Dataset entries on figures

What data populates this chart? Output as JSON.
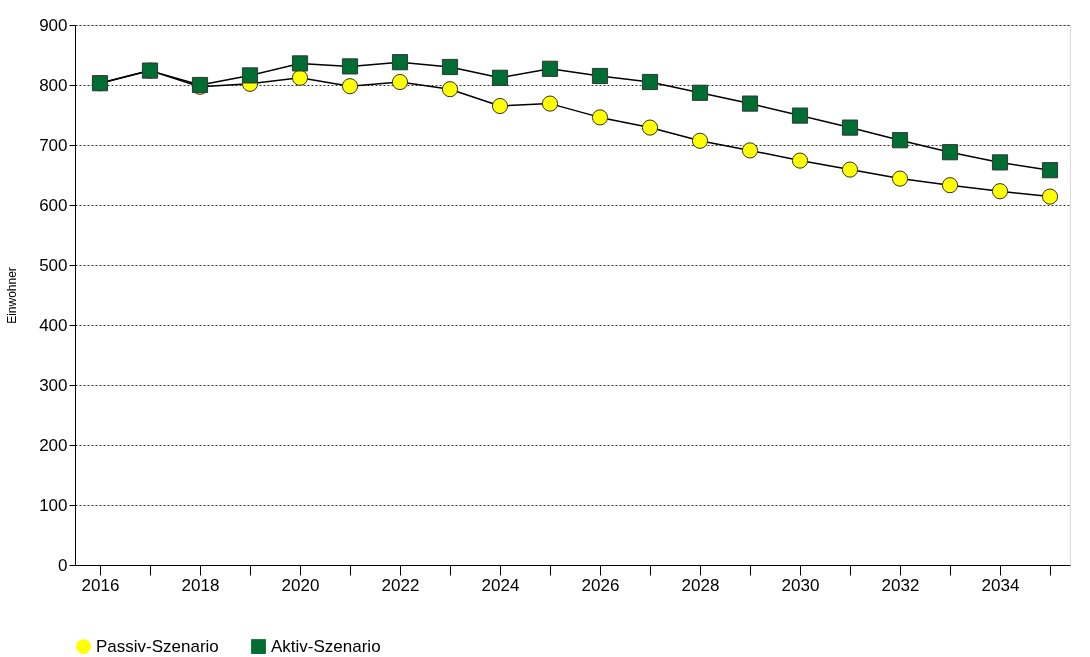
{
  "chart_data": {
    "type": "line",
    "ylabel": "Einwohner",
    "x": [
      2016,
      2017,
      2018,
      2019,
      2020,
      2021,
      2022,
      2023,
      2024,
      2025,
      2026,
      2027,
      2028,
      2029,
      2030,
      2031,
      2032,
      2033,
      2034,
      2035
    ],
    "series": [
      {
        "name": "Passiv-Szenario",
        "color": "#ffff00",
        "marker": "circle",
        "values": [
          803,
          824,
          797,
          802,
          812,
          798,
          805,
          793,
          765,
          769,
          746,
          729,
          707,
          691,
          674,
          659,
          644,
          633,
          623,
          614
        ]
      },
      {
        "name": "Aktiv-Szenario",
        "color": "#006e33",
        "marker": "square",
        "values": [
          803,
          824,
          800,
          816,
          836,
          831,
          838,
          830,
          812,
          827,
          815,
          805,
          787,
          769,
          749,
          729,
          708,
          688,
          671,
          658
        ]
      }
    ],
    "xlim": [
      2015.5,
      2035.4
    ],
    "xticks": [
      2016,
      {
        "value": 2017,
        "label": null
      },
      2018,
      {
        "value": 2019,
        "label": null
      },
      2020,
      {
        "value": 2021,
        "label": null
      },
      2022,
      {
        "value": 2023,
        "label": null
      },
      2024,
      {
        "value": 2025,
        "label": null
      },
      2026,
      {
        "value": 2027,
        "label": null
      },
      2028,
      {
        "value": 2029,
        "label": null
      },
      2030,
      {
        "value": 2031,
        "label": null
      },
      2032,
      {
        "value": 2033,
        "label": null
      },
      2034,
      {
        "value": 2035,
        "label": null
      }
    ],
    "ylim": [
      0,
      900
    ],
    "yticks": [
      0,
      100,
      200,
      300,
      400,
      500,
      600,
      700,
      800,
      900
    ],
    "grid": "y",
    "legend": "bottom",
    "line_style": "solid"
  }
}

*DIRECTIONS FOR THIS TASK:* Copy each line in full and exactly, omitting any picture.

*REPLY:*
What data populates this chart? Output as JSON.
{
  "chart_data": {
    "type": "line",
    "ylabel": "Einwohner",
    "x": [
      2016,
      2017,
      2018,
      2019,
      2020,
      2021,
      2022,
      2023,
      2024,
      2025,
      2026,
      2027,
      2028,
      2029,
      2030,
      2031,
      2032,
      2033,
      2034,
      2035
    ],
    "series": [
      {
        "name": "Passiv-Szenario",
        "color": "#ffff00",
        "marker": "circle",
        "values": [
          803,
          824,
          797,
          802,
          812,
          798,
          805,
          793,
          765,
          769,
          746,
          729,
          707,
          691,
          674,
          659,
          644,
          633,
          623,
          614
        ]
      },
      {
        "name": "Aktiv-Szenario",
        "color": "#006e33",
        "marker": "square",
        "values": [
          803,
          824,
          800,
          816,
          836,
          831,
          838,
          830,
          812,
          827,
          815,
          805,
          787,
          769,
          749,
          729,
          708,
          688,
          671,
          658
        ]
      }
    ],
    "xlim": [
      2015.5,
      2035.4
    ],
    "xticks": [
      2016,
      {
        "value": 2017,
        "label": null
      },
      2018,
      {
        "value": 2019,
        "label": null
      },
      2020,
      {
        "value": 2021,
        "label": null
      },
      2022,
      {
        "value": 2023,
        "label": null
      },
      2024,
      {
        "value": 2025,
        "label": null
      },
      2026,
      {
        "value": 2027,
        "label": null
      },
      2028,
      {
        "value": 2029,
        "label": null
      },
      2030,
      {
        "value": 2031,
        "label": null
      },
      2032,
      {
        "value": 2033,
        "label": null
      },
      2034,
      {
        "value": 2035,
        "label": null
      }
    ],
    "ylim": [
      0,
      900
    ],
    "yticks": [
      0,
      100,
      200,
      300,
      400,
      500,
      600,
      700,
      800,
      900
    ],
    "grid": "y",
    "legend": "bottom",
    "line_style": "solid"
  }
}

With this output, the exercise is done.